EXCERPTED DATA:
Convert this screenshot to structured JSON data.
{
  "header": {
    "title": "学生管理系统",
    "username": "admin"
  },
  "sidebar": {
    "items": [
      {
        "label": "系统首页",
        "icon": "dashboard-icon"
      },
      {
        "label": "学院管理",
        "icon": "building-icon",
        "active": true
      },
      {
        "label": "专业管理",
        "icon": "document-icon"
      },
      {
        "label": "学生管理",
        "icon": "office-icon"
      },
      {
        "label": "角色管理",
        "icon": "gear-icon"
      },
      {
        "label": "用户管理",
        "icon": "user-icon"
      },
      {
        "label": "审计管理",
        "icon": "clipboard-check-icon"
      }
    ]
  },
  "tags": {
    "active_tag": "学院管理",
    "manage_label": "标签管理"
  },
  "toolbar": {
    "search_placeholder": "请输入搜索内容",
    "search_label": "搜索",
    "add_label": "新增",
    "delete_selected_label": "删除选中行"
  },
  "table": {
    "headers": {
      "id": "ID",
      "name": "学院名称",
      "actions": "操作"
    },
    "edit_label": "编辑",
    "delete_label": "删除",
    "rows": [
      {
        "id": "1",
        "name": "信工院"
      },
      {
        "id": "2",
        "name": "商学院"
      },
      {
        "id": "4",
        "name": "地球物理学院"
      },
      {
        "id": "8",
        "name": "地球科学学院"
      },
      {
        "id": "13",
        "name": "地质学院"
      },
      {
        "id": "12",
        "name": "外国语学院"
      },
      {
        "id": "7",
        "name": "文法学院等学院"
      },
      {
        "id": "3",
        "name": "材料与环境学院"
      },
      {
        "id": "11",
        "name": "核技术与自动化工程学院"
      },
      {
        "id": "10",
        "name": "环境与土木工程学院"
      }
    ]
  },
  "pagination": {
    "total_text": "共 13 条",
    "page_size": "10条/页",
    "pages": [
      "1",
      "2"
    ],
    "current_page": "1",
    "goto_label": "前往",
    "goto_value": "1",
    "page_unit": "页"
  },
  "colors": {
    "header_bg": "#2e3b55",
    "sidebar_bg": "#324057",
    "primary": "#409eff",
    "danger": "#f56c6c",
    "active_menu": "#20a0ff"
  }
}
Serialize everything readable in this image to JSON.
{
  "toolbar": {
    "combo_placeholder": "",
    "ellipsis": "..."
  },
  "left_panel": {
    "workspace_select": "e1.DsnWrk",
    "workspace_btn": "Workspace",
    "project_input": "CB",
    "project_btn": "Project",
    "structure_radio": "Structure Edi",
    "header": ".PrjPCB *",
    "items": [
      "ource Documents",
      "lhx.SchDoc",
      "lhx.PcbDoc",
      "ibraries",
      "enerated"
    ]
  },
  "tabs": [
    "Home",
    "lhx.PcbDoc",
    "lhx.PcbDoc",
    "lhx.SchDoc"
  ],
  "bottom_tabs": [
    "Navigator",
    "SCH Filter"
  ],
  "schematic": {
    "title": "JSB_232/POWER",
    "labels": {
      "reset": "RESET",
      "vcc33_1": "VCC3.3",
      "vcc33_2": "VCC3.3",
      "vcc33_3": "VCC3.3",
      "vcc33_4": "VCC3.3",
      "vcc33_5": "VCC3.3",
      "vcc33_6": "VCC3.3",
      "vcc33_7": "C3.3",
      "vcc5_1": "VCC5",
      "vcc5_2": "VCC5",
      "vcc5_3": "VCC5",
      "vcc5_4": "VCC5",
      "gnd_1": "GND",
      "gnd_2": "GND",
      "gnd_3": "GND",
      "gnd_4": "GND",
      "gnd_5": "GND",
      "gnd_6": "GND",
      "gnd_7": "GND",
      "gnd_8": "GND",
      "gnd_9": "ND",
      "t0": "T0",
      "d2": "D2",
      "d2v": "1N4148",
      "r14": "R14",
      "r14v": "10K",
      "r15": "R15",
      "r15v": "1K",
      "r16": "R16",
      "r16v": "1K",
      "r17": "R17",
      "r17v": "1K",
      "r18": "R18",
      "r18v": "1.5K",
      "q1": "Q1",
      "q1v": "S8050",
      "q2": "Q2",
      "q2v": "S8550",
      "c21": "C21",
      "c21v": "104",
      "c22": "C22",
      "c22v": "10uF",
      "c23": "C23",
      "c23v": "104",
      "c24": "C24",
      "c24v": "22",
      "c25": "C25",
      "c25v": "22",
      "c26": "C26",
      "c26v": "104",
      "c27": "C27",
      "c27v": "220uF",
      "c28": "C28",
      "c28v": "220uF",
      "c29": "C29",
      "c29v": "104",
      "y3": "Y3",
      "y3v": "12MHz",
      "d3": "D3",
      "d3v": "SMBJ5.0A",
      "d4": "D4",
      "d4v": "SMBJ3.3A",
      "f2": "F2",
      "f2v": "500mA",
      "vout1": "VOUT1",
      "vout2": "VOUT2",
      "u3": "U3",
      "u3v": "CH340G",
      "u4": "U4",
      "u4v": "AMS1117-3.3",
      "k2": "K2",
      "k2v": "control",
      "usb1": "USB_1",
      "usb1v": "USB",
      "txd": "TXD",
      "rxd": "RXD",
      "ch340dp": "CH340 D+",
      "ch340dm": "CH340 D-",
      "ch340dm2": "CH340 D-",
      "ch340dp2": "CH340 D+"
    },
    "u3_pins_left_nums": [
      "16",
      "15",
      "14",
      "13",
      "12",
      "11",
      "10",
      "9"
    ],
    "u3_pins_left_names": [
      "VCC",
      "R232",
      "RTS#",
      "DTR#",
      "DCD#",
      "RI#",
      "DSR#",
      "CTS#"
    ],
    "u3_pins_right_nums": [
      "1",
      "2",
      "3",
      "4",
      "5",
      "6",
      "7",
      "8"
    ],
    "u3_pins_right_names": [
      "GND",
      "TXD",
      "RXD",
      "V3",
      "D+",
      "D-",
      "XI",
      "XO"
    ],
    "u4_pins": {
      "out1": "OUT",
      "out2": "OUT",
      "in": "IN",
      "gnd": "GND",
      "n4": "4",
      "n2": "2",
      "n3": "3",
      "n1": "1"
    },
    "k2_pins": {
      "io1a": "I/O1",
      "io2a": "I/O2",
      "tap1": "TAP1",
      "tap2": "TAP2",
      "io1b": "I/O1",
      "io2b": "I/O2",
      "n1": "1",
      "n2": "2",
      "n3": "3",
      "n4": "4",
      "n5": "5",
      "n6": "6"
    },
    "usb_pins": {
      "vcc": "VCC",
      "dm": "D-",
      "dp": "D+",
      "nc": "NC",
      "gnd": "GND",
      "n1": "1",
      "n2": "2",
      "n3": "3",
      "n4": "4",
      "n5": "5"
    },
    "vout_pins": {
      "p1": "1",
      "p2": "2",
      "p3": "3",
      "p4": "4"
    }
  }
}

SHORT TASK: The records above should all be quoted exactly, please.

SOLUTION FOR THIS EXERCISE:
Convert this screenshot to structured JSON data.
{
  "header": {
    "title": "学生管理系统",
    "username": "admin"
  },
  "sidebar": {
    "items": [
      {
        "label": "系统首页",
        "icon": "dashboard-icon"
      },
      {
        "label": "学院管理",
        "icon": "building-icon",
        "active": true
      },
      {
        "label": "专业管理",
        "icon": "document-icon"
      },
      {
        "label": "学生管理",
        "icon": "office-icon"
      },
      {
        "label": "角色管理",
        "icon": "gear-icon"
      },
      {
        "label": "用户管理",
        "icon": "user-icon"
      },
      {
        "label": "审计管理",
        "icon": "clipboard-check-icon"
      }
    ]
  },
  "tags": {
    "active_tag": "学院管理",
    "manage_label": "标签管理"
  },
  "toolbar": {
    "search_placeholder": "请输入搜索内容",
    "search_label": "搜索",
    "add_label": "新增",
    "delete_selected_label": "删除选中行"
  },
  "table": {
    "headers": {
      "id": "ID",
      "name": "学院名称",
      "actions": "操作"
    },
    "edit_label": "编辑",
    "delete_label": "删除",
    "rows": [
      {
        "id": "1",
        "name": "信工院"
      },
      {
        "id": "2",
        "name": "商学院"
      },
      {
        "id": "4",
        "name": "地球物理学院"
      },
      {
        "id": "8",
        "name": "地球科学学院"
      },
      {
        "id": "13",
        "name": "地质学院"
      },
      {
        "id": "12",
        "name": "外国语学院"
      },
      {
        "id": "7",
        "name": "文法学院等学院"
      },
      {
        "id": "3",
        "name": "材料与环境学院"
      },
      {
        "id": "11",
        "name": "核技术与自动化工程学院"
      },
      {
        "id": "10",
        "name": "环境与土木工程学院"
      }
    ]
  },
  "pagination": {
    "total_text": "共 13 条",
    "page_size": "10条/页",
    "pages": [
      "1",
      "2"
    ],
    "current_page": "1",
    "goto_label": "前往",
    "goto_value": "1",
    "page_unit": "页"
  },
  "colors": {
    "header_bg": "#2e3b55",
    "sidebar_bg": "#324057",
    "primary": "#409eff",
    "danger": "#f56c6c",
    "active_menu": "#20a0ff"
  }
}
Serialize everything readable in this image to JSON.
{
  "toolbar": {
    "combo_placeholder": "",
    "ellipsis": "..."
  },
  "left_panel": {
    "workspace_select": "e1.DsnWrk",
    "workspace_btn": "Workspace",
    "project_input": "CB",
    "project_btn": "Project",
    "structure_radio": "Structure Edi",
    "header": ".PrjPCB *",
    "items": [
      "ource Documents",
      "lhx.SchDoc",
      "lhx.PcbDoc",
      "ibraries",
      "enerated"
    ]
  },
  "tabs": [
    "Home",
    "lhx.PcbDoc",
    "lhx.PcbDoc",
    "lhx.SchDoc"
  ],
  "bottom_tabs": [
    "Navigator",
    "SCH Filter"
  ],
  "schematic": {
    "title": "JSB_232/POWER",
    "labels": {
      "reset": "RESET",
      "vcc33_1": "VCC3.3",
      "vcc33_2": "VCC3.3",
      "vcc33_3": "VCC3.3",
      "vcc33_4": "VCC3.3",
      "vcc33_5": "VCC3.3",
      "vcc33_6": "VCC3.3",
      "vcc33_7": "C3.3",
      "vcc5_1": "VCC5",
      "vcc5_2": "VCC5",
      "vcc5_3": "VCC5",
      "vcc5_4": "VCC5",
      "gnd_1": "GND",
      "gnd_2": "GND",
      "gnd_3": "GND",
      "gnd_4": "GND",
      "gnd_5": "GND",
      "gnd_6": "GND",
      "gnd_7": "GND",
      "gnd_8": "GND",
      "gnd_9": "ND",
      "t0": "T0",
      "d2": "D2",
      "d2v": "1N4148",
      "r14": "R14",
      "r14v": "10K",
      "r15": "R15",
      "r15v": "1K",
      "r16": "R16",
      "r16v": "1K",
      "r17": "R17",
      "r17v": "1K",
      "r18": "R18",
      "r18v": "1.5K",
      "q1": "Q1",
      "q1v": "S8050",
      "q2": "Q2",
      "q2v": "S8550",
      "c21": "C21",
      "c21v": "104",
      "c22": "C22",
      "c22v": "10uF",
      "c23": "C23",
      "c23v": "104",
      "c24": "C24",
      "c24v": "22",
      "c25": "C25",
      "c25v": "22",
      "c26": "C26",
      "c26v": "104",
      "c27": "C27",
      "c27v": "220uF",
      "c28": "C28",
      "c28v": "220uF",
      "c29": "C29",
      "c29v": "104",
      "y3": "Y3",
      "y3v": "12MHz",
      "d3": "D3",
      "d3v": "SMBJ5.0A",
      "d4": "D4",
      "d4v": "SMBJ3.3A",
      "f2": "F2",
      "f2v": "500mA",
      "vout1": "VOUT1",
      "vout2": "VOUT2",
      "u3": "U3",
      "u3v": "CH340G",
      "u4": "U4",
      "u4v": "AMS1117-3.3",
      "k2": "K2",
      "k2v": "control",
      "usb1": "USB_1",
      "usb1v": "USB",
      "txd": "TXD",
      "rxd": "RXD",
      "ch340dp": "CH340 D+",
      "ch340dm": "CH340 D-",
      "ch340dm2": "CH340 D-",
      "ch340dp2": "CH340 D+"
    },
    "u3_pins_left_nums": [
      "16",
      "15",
      "14",
      "13",
      "12",
      "11",
      "10",
      "9"
    ],
    "u3_pins_left_names": [
      "VCC",
      "R232",
      "RTS#",
      "DTR#",
      "DCD#",
      "RI#",
      "DSR#",
      "CTS#"
    ],
    "u3_pins_right_nums": [
      "1",
      "2",
      "3",
      "4",
      "5",
      "6",
      "7",
      "8"
    ],
    "u3_pins_right_names": [
      "GND",
      "TXD",
      "RXD",
      "V3",
      "D+",
      "D-",
      "XI",
      "XO"
    ],
    "u4_pins": {
      "out1": "OUT",
      "out2": "OUT",
      "in": "IN",
      "gnd": "GND",
      "n4": "4",
      "n2": "2",
      "n3": "3",
      "n1": "1"
    },
    "k2_pins": {
      "io1a": "I/O1",
      "io2a": "I/O2",
      "tap1": "TAP1",
      "tap2": "TAP2",
      "io1b": "I/O1",
      "io2b": "I/O2",
      "n1": "1",
      "n2": "2",
      "n3": "3",
      "n4": "4",
      "n5": "5",
      "n6": "6"
    },
    "usb_pins": {
      "vcc": "VCC",
      "dm": "D-",
      "dp": "D+",
      "nc": "NC",
      "gnd": "GND",
      "n1": "1",
      "n2": "2",
      "n3": "3",
      "n4": "4",
      "n5": "5"
    },
    "vout_pins": {
      "p1": "1",
      "p2": "2",
      "p3": "3",
      "p4": "4"
    }
  }
}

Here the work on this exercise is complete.